══ TEXTE DU DOCUMENT ══
Le prince de cette histoire est quelque peu particulier. En effet, l’auteure, Danielle Berrut, nous présente un héros « malingre, trop secret…, qui préférait la compagnie des servantes à celle de ses frères et tremblait à la vue d’une épée. » (p.25) Tout le contraire des hommes de sa fratrie ! Simple, sensible, pacifique et compatissant. Est-ce pour cela qu’il est si attachant ?

Avec Aymon, nous souffrons tout au long du récit, et à chaque début de piste, espérons avec lui retrouver enfin Lison, son unique amour. C’est dire combien l’auteure a su cibler les mots pour décrire la douleur et la morosité du prince face à l’absence de sa bien-aimée.

Avec Aymon, nous voyageons dans le temps, nous plongeons dans un univers où se côtoient guerres intestines, attaques de bêtes sauvages, voyages périlleux, mariages arrangés, maladies méconnues, superstitions, emprise du clergé…autant d’événements qui nous entraînent dans un récit passionnant.

Tout cela dans une écriture agréable, facile à lire, avec des dialogues au langage soutenu et enchanteur, digne d’un roman de l’époque.

Mais ne vous leurrez pas, même si le héros de ce roman traverse certaines situations douloureuses, on y trouve de l’amour, de la tendresse, de la douceur et un dénouement des plus beaux, pour peu que l’on ne s’attende pas à une fin à l’américaine.

Recension: Marylène Rittiner

Extrait p. 28

Comme il progressait rapidement, Germont voulut l’initier [Aymon] au combat et un beau jour, il apporta une poupée de chiffon.
– Messire, voyez-vous cette créature perfide ? C’est l’ennemi héréditaire de votre Maison et il vient vous provoquer. Défendez l’honneur des vôtres et combattez-le !
– Maître Germont, que voulez-vous que je fasse de ce ballot de chiffon ?
– Saisissez l’épée que voici, précipitez-vous sur votre ennemi avant qu’il ne vous pourfende et transpercez-le !
– Messire, je ne vois pas qu’on m’ait attaqué. Pourquoi devrais-je combattre ?
– La première règle du combat, c’est la rapidité. Il ne faut pas renoncer à cet avantage, à aucun prix !
– Mais je ne peux frapper un inconnu sans connaître ses intentions…
– Votre cœur est trop tendre, Messire. La guerre n’est pas un jeu d’enfant et ne s’encombre pas de beaux sentiments.
═══
══ ENTRÉES AFFICHÉES ══
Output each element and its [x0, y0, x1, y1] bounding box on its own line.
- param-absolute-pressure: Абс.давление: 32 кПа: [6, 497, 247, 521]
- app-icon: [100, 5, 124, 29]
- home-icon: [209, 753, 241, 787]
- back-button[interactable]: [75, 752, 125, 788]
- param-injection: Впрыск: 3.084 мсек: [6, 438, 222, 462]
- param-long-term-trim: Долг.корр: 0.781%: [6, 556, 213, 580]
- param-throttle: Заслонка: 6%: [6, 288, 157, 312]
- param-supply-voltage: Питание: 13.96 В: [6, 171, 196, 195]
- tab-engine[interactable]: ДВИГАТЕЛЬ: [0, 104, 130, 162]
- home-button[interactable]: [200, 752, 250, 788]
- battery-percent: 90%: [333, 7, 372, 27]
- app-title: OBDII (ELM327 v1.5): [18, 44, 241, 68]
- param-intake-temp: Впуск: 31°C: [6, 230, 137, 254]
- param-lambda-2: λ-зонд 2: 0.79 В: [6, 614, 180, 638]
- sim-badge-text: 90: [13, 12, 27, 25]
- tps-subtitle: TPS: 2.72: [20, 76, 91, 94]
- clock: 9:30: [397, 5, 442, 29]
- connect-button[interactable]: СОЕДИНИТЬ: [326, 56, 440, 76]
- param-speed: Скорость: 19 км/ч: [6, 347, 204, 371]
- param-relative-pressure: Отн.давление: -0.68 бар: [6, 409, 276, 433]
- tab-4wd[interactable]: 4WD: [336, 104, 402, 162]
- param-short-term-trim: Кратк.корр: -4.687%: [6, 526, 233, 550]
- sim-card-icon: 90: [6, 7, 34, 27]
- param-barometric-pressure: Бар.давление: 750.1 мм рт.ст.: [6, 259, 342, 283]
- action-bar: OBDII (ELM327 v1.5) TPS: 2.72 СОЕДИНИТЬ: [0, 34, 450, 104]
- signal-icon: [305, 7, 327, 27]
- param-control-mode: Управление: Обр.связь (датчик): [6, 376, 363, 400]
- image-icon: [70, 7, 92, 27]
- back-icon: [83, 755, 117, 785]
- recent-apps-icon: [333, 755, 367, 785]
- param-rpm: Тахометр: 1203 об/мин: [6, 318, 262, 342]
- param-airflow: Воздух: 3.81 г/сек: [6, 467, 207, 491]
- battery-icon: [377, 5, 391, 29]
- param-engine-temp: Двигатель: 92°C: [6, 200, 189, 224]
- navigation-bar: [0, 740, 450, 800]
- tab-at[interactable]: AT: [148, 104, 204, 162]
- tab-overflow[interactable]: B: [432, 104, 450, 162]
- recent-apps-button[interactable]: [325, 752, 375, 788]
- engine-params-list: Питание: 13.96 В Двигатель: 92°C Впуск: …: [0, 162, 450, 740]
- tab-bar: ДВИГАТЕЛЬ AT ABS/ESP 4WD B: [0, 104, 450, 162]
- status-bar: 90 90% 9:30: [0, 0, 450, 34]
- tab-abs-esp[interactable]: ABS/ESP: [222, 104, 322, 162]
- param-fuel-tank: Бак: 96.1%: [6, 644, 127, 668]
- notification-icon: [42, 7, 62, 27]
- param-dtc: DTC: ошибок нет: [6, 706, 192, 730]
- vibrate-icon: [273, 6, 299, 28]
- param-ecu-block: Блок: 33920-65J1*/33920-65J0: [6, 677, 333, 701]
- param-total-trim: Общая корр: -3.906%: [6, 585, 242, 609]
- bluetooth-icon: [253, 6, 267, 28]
═══
• _CONSIGNES DE L'EXERCICE_:
• a. D'après la recension, qui est l'auteure de l'histoire du prince Aymon ?
• b. Énumérez tous les événements que la recension cite comme se côtoyant dans l'univers où l'on plonge avec Aymon.

• _RÉPONSES PAR POINT_:
• a. Danielle Berrut

• b. guerres intestines ; attaques de bêtes sauvages ; voyages périlleux ; mariages arrangés ; maladies méconnues ; superstitions ; emprise du clergé